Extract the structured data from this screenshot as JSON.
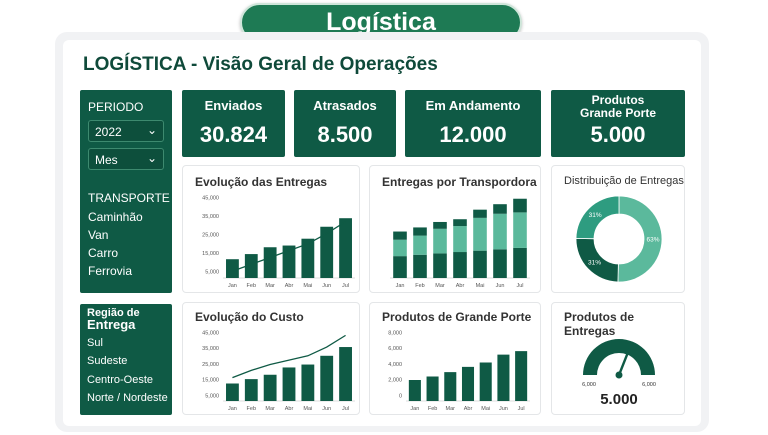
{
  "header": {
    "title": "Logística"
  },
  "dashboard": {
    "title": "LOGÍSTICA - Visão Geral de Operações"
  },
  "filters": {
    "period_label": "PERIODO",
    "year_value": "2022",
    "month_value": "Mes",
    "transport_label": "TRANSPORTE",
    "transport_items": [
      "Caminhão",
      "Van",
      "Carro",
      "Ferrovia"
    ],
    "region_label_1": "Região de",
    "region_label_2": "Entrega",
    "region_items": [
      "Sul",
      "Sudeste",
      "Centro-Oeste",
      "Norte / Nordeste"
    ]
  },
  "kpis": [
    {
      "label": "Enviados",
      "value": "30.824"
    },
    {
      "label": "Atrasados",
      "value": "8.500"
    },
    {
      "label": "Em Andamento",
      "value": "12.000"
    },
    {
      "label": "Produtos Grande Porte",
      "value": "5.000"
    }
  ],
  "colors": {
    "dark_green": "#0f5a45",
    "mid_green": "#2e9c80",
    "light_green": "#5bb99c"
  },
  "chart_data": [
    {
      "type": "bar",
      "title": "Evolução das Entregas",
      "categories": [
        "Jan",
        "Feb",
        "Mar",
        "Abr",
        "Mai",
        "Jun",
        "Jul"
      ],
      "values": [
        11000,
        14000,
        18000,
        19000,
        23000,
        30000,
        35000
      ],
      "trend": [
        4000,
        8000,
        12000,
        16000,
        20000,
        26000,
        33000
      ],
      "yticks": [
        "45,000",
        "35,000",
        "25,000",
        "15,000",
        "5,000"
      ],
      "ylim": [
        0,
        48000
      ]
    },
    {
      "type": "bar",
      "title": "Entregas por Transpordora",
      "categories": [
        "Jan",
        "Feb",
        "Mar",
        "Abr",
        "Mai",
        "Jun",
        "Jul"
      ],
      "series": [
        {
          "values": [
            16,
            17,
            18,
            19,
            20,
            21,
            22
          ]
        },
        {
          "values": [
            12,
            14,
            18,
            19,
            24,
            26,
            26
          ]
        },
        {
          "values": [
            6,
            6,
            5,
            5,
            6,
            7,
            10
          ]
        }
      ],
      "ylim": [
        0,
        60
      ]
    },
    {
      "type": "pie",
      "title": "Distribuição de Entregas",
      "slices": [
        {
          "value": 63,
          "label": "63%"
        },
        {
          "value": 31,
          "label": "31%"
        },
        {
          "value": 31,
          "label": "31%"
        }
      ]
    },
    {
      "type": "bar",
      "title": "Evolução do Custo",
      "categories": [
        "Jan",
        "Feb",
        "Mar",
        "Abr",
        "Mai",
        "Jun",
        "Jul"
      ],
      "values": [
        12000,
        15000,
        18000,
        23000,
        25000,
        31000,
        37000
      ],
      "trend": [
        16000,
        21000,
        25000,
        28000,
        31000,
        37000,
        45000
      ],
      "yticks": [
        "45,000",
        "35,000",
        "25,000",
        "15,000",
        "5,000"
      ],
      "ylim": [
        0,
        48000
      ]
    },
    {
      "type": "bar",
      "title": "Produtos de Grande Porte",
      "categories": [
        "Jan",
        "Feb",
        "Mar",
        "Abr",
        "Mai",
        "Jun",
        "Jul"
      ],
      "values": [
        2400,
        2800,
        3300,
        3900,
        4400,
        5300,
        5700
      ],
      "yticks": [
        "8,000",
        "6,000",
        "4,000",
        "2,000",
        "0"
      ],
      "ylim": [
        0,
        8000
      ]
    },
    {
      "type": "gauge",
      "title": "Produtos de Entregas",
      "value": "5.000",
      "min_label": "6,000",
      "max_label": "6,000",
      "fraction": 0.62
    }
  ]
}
--
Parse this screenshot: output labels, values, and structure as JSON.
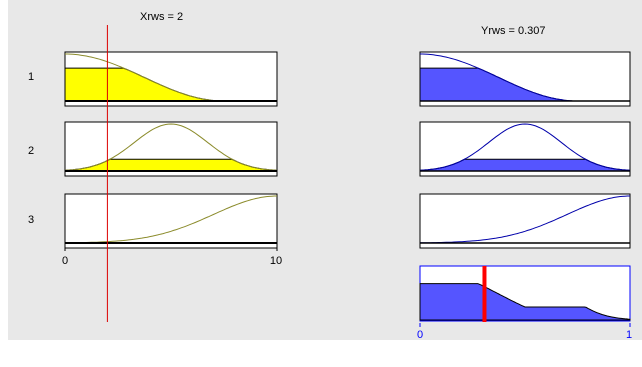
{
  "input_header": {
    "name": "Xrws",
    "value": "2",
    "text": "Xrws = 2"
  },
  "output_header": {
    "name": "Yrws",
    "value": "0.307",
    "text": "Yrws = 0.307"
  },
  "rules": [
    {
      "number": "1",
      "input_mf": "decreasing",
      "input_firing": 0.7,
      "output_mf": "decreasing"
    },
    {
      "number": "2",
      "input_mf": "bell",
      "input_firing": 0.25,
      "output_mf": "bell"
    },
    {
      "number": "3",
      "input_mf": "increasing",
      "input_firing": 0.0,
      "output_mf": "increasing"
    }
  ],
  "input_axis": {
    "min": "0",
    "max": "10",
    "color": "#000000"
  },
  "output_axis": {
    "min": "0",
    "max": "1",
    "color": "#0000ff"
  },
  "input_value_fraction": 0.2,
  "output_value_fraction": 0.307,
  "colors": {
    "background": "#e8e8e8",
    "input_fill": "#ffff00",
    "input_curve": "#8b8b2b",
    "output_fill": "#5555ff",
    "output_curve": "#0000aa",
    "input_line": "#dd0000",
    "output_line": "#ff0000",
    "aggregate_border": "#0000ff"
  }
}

» **THE EXERCISE**:
Say how many lines of the data include the string "Grande". Nothing other than the number should be given.

» **ANSWER IN FULL**:
2